**THE EXERCISE:** Using the records provided below, locate and copy each line that contains the word "name".

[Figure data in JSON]
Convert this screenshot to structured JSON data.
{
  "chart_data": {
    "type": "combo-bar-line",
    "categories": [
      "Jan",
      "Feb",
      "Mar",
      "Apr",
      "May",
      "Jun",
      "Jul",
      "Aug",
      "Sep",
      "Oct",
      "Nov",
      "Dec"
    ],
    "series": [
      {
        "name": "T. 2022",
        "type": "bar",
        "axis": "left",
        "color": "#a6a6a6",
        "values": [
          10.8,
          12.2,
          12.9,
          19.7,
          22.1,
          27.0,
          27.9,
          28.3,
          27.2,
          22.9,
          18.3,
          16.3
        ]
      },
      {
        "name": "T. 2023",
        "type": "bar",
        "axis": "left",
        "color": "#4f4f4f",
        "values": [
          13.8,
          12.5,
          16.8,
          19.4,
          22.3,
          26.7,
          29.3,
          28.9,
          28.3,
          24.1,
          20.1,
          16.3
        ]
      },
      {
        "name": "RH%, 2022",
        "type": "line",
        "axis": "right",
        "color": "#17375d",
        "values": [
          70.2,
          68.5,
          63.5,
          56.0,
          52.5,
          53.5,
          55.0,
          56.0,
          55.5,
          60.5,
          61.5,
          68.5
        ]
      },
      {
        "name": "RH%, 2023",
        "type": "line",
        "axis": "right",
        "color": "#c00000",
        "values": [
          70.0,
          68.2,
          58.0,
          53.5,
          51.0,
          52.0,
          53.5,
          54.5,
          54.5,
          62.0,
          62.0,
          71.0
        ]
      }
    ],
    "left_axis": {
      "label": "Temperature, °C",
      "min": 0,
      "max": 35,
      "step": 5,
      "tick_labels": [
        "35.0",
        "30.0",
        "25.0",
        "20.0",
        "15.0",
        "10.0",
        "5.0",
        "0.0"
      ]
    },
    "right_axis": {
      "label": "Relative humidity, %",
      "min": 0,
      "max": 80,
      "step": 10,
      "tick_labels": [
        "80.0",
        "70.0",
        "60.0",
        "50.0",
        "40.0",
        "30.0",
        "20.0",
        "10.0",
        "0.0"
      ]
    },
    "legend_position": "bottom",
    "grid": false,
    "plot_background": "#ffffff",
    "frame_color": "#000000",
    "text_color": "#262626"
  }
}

**SOLVED EXERCISE:**
        "name": "T. 2022",
        "name": "T. 2023",
        "name": "RH%, 2022",
        "name": "RH%, 2023",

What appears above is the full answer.